Tuesday 20 June 2023

 https://aliahd66.substack.com/p/has-the-renaming-bug-hit-the-military

Has the renaming bug hit the military?


I learnt that the suite named ‘Akbar’ in the Western Naval Command officers’ mess has been renamed. ‘Akbar’ stood alongside the one named ‘Ashoka’. The two suites were thus well positioned to evoke memory of the two emperors who tried to make India whole. While Ashoka succeeded, Akbar set the stage for his great grandson, Aurangzeb, to succeed.

I wondered if the rooms named ‘Akbar’ and ‘Tipu’ at the Defence Services Staff College, Wellington, that find mention in writings of right-wing general, late General SK Sinha, are still so named. As I contemplated the renaming phenomenon, a rumour reached me that a hall named after Tipu at the Army War College had a new name. I feared verifying this, should it turn out true.

■ **Element position data**
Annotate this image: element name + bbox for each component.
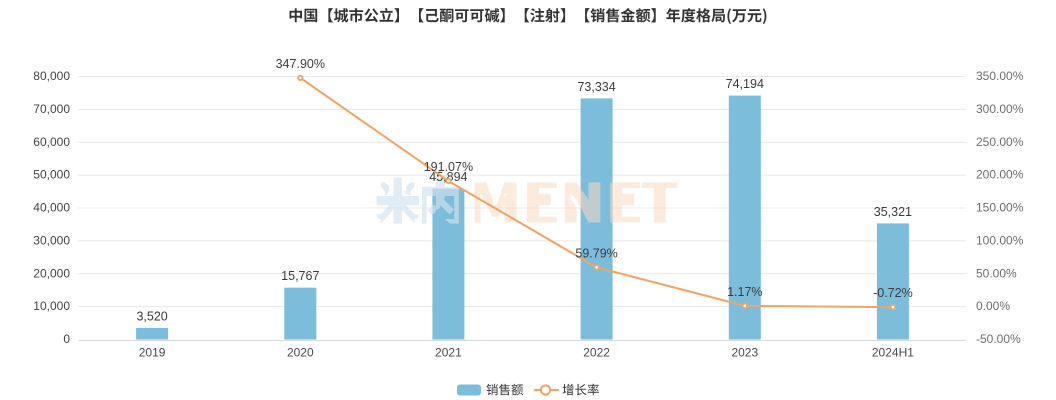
- svg-text:15,767: 15,767: [281, 269, 319, 283]
- svg-text:-0.72%: -0.72%: [873, 286, 913, 300]
- svg-text:59.79%: 59.79%: [575, 246, 617, 260]
- svg-text:2020: 2020: [287, 346, 314, 360]
- svg-text:2022: 2022: [583, 346, 610, 360]
- svg-text:1.17%: 1.17%: [727, 285, 762, 299]
- svg-text:50.00%: 50.00%: [976, 266, 1017, 280]
- svg-text:10,000: 10,000: [33, 299, 70, 313]
- svg-text:60,000: 60,000: [33, 135, 70, 149]
- svg-text:30,000: 30,000: [33, 233, 70, 247]
- svg-text:80,000: 80,000: [33, 69, 70, 83]
- svg-text:2019: 2019: [139, 346, 166, 360]
- svg-text:347.90%: 347.90%: [276, 57, 325, 71]
- svg-text:350.00%: 350.00%: [976, 69, 1024, 83]
- svg-text:250.00%: 250.00%: [976, 135, 1024, 149]
- svg-text:2023: 2023: [731, 346, 758, 360]
- svg-text:2021: 2021: [435, 346, 462, 360]
- svg-text:20,000: 20,000: [33, 266, 70, 280]
- svg-text:2024H1: 2024H1: [872, 346, 914, 360]
- svg-text:0.00%: 0.00%: [976, 299, 1010, 313]
- svg-text:100.00%: 100.00%: [976, 233, 1024, 247]
- svg-text:73,334: 73,334: [577, 80, 615, 94]
- svg-text:150.00%: 150.00%: [976, 201, 1024, 215]
- svg-text:3,520: 3,520: [136, 309, 167, 323]
- svg-text:50,000: 50,000: [33, 168, 70, 182]
- svg-text:70,000: 70,000: [33, 102, 70, 116]
- svg-text:35,321: 35,321: [874, 205, 912, 219]
- svg-text:200.00%: 200.00%: [976, 168, 1024, 182]
- svg-text:0: 0: [63, 332, 70, 346]
- svg-text:300.00%: 300.00%: [976, 102, 1024, 116]
- svg-text:40,000: 40,000: [33, 201, 70, 215]
- svg-text:74,194: 74,194: [726, 77, 764, 91]
- svg-text:-50.00%: -50.00%: [976, 332, 1021, 346]
- svg-text:191.07%: 191.07%: [424, 160, 473, 174]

■ **PROBLEM DETAILS**
Repeat word for word the part of the post about renaming in the military that opens with the words containing "Tuesday 20 June" and closes with "turn out true.".

■ **COMPLETE ANSWER**
Tuesday 20 June 2023

 https://aliahd66.substack.com/p/has-the-renaming-bug-hit-the-military

Has the renaming bug hit the military?


I learnt that the suite named ‘Akbar’ in the Western Naval Command officers’ mess has been renamed. ‘Akbar’ stood alongside the one named ‘Ashoka’. The two suites were thus well positioned to evoke memory of the two emperors who tried to make India whole. While Ashoka succeeded, Akbar set the stage for his great grandson, Aurangzeb, to succeed.

I wondered if the rooms named ‘Akbar’ and ‘Tipu’ at the Defence Services Staff College, Wellington, that find mention in writings of right-wing general, late General SK Sinha, are still so named. As I contemplated the renaming phenomenon, a rumour reached me that a hall named after Tipu at the Army War College had a new name. I feared verifying this, should it turn out true.